--- Data rows ---

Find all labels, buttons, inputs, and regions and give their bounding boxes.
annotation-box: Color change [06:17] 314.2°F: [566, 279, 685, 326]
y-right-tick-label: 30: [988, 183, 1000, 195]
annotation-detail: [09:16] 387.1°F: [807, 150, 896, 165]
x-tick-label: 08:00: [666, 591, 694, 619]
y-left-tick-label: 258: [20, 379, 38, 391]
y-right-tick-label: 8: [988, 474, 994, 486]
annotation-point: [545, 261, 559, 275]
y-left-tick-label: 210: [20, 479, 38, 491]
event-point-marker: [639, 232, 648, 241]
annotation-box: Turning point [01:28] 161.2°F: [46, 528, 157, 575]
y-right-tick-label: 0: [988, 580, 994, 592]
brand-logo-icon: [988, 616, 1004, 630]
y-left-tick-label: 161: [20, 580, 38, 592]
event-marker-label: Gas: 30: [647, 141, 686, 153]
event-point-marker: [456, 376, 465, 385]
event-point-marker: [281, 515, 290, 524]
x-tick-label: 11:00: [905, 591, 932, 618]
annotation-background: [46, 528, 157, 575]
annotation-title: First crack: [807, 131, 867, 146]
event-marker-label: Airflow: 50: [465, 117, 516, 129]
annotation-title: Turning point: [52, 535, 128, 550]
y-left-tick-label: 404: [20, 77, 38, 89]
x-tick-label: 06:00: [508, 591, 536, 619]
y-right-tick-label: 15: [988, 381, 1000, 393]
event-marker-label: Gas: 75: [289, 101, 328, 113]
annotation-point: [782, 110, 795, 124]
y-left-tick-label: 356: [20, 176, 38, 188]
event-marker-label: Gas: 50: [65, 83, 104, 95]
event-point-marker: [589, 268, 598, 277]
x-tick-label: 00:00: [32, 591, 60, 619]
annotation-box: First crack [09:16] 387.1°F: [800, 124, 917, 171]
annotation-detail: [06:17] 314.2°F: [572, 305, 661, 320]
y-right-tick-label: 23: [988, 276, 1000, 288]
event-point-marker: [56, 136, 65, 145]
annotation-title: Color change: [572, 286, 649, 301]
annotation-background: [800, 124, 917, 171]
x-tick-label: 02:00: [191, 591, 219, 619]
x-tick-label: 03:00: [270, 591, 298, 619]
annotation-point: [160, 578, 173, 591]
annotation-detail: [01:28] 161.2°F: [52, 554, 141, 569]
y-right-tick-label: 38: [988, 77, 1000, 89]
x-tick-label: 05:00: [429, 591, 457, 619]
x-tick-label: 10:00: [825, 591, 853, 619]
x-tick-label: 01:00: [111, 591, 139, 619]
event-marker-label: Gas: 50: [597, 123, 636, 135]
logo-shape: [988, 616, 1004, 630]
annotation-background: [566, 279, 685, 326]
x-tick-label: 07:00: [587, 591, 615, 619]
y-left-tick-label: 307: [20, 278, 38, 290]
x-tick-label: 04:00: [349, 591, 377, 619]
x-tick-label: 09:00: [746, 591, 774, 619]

---

Write out all the items again, substituting "Burner" for "Gas" wherever it appears and changing nothing else.

Find all labels, buttons, inputs, and regions and give their bounding boxes.
annotation-box: Color change [06:17] 314.2°F: [566, 279, 685, 326]
y-right-tick-label: 30: [988, 183, 1000, 195]
annotation-detail: [09:16] 387.1°F: [807, 150, 896, 165]
x-tick-label: 08:00: [666, 591, 694, 619]
y-left-tick-label: 258: [20, 379, 38, 391]
y-right-tick-label: 8: [988, 474, 994, 486]
annotation-point: [545, 261, 559, 275]
y-left-tick-label: 210: [20, 479, 38, 491]
event-point-marker: [639, 232, 648, 241]
annotation-box: Turning point [01:28] 161.2°F: [46, 528, 157, 575]
y-right-tick-label: 0: [988, 580, 994, 592]
brand-logo-icon: [988, 616, 1004, 630]
y-left-tick-label: 161: [20, 580, 38, 592]
event-marker-label: Burner: 30: [647, 141, 686, 153]
event-point-marker: [456, 376, 465, 385]
event-point-marker: [281, 515, 290, 524]
x-tick-label: 11:00: [905, 591, 932, 618]
annotation-background: [46, 528, 157, 575]
annotation-title: First crack: [807, 131, 867, 146]
event-marker-label: Airflow: 50: [465, 117, 516, 129]
annotation-title: Turning point: [52, 535, 128, 550]
y-left-tick-label: 404: [20, 77, 38, 89]
x-tick-label: 06:00: [508, 591, 536, 619]
y-right-tick-label: 15: [988, 381, 1000, 393]
event-marker-label: Burner: 75: [289, 101, 328, 113]
annotation-point: [782, 110, 795, 124]
y-left-tick-label: 356: [20, 176, 38, 188]
event-marker-label: Burner: 50: [65, 83, 104, 95]
event-point-marker: [589, 268, 598, 277]
x-tick-label: 00:00: [32, 591, 60, 619]
annotation-box: First crack [09:16] 387.1°F: [800, 124, 917, 171]
annotation-detail: [06:17] 314.2°F: [572, 305, 661, 320]
y-right-tick-label: 23: [988, 276, 1000, 288]
event-point-marker: [56, 136, 65, 145]
annotation-title: Color change: [572, 286, 649, 301]
annotation-background: [800, 124, 917, 171]
x-tick-label: 02:00: [191, 591, 219, 619]
x-tick-label: 03:00: [270, 591, 298, 619]
annotation-point: [160, 578, 173, 591]
annotation-detail: [01:28] 161.2°F: [52, 554, 141, 569]
y-right-tick-label: 38: [988, 77, 1000, 89]
x-tick-label: 05:00: [429, 591, 457, 619]
x-tick-label: 10:00: [825, 591, 853, 619]
x-tick-label: 01:00: [111, 591, 139, 619]
event-marker-label: Burner: 50: [597, 123, 636, 135]
logo-shape: [988, 616, 1004, 630]
annotation-background: [566, 279, 685, 326]
x-tick-label: 07:00: [587, 591, 615, 619]
y-left-tick-label: 307: [20, 278, 38, 290]
x-tick-label: 04:00: [349, 591, 377, 619]
x-tick-label: 09:00: [746, 591, 774, 619]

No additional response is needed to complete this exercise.